The task: Copy out every line of the records where the string "Εθνικής" occurs.

Extracted data entries:
◆ ◆ ◆ ◆

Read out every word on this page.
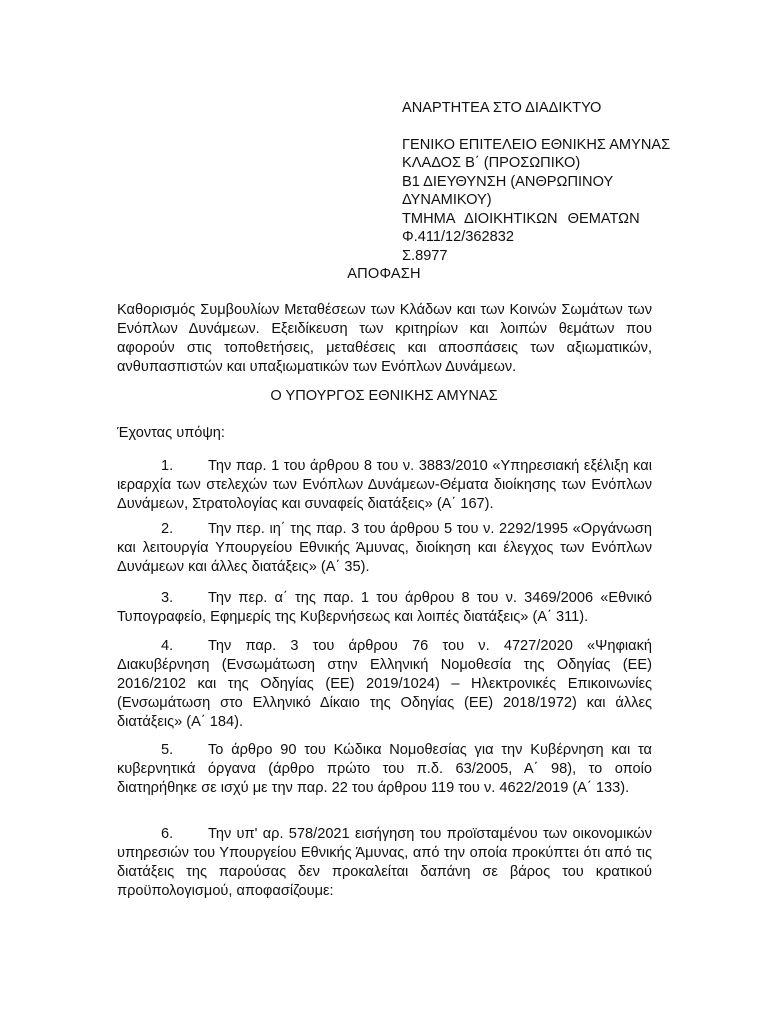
ΑΝΑΡΤΗΤΕΑ ΣΤΟ ΔΙΑΔΙΚΤΥΟ
ΓΕΝΙΚΟ ΕΠΙΤΕΛΕΙΟ ΕΘΝΙΚΗΣ ΑΜΥΝΑΣ
ΚΛΑΔΟΣ Β΄ (ΠΡΟΣΩΠΙΚΟ)
Β1 ΔΙΕΥΘΥΝΣΗ (ΑΝΘΡΩΠΙΝΟΥ
ΔΥΝΑΜΙΚΟΥ)
ΤΜΗΜΑ ΔΙΟΙΚΗΤΙΚΩΝ ΘΕΜΑΤΩΝ
Φ.411/12/362832
Σ.8977
ΑΠΟΦΑΣΗ
Καθορισμός Συμβουλίων Μεταθέσεων των Κλάδων και των Κοινών Σωμάτων των Ενόπλων Δυνάμεων. Εξειδίκευση των κριτηρίων και λοιπών θεμάτων που αφορούν στις τοποθετήσεις, μεταθέσεις και αποσπάσεις των αξιωματικών, ανθυπασπιστών και υπαξιωματικών των Ενόπλων Δυνάμεων.
Ο ΥΠΟΥΡΓΟΣ ΕΘΝΙΚΗΣ ΑΜΥΝΑΣ
Έχοντας υπόψη:
1. Την παρ. 1 του άρθρου 8 του ν. 3883/2010 «Υπηρεσιακή εξέλιξη και ιεραρχία των στελεχών των Ενόπλων Δυνάμεων-Θέματα διοίκησης των Ενόπλων Δυνάμεων, Στρατολογίας και συναφείς διατάξεις» (Α΄ 167).
2. Την περ. ιη΄ της παρ. 3 του άρθρου 5 του ν. 2292/1995 «Οργάνωση και λειτουργία Υπουργείου Εθνικής Άμυνας, διοίκηση και έλεγχος των Ενόπλων Δυνάμεων και άλλες διατάξεις» (Α΄ 35).
3. Την περ. α΄ της παρ. 1 του άρθρου 8 του ν. 3469/2006 «Εθνικό Τυπογραφείο, Εφημερίς της Κυβερνήσεως και λοιπές διατάξεις» (Α΄ 311).
4. Την παρ. 3 του άρθρου 76 του ν. 4727/2020 «Ψηφιακή Διακυβέρνηση (Ενσωμάτωση στην Ελληνική Νομοθεσία της Οδηγίας (ΕΕ) 2016/2102 και της Οδηγίας (ΕΕ) 2019/1024) – Ηλεκτρονικές Επικοινωνίες (Ενσωμάτωση στο Ελληνικό Δίκαιο της Οδηγίας (ΕΕ) 2018/1972) και άλλες διατάξεις» (Α΄ 184).
5. Το άρθρο 90 του Κώδικα Νομοθεσίας για την Κυβέρνηση και τα κυβερνητικά όργανα (άρθρο πρώτο του π.δ. 63/2005, Α΄ 98), το οποίο διατηρήθηκε σε ισχύ με την παρ. 22 του άρθρου 119 του ν. 4622/2019 (Α΄ 133).
6. Την υπ' αρ. 578/2021 εισήγηση του προϊσταμένου των οικονομικών υπηρεσιών του Υπουργείου Εθνικής Άμυνας, από την οποία προκύπτει ότι από τις διατάξεις της παρούσας δεν προκαλείται δαπάνη σε βάρος του κρατικού προϋπολογισμού, αποφασίζουμε:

◆ ◆ ◆ ◆

Answer:
2. Την περ. ιη΄ της παρ. 3 του άρθρου 5 του ν. 2292/1995 «Οργάνωση και λειτουργία Υπουργείου Εθνικής Άμυνας, διοίκηση και έλεγχος των Ενόπλων Δυνάμεων και άλλες διατάξεις» (Α΄ 35).
6. Την υπ' αρ. 578/2021 εισήγηση του προϊσταμένου των οικονομικών υπηρεσιών του Υπουργείου Εθνικής Άμυνας, από την οποία προκύπτει ότι από τις διατάξεις της παρούσας δεν προκαλείται δαπάνη σε βάρος του κρατικού προϋπολογισμού, αποφασίζουμε:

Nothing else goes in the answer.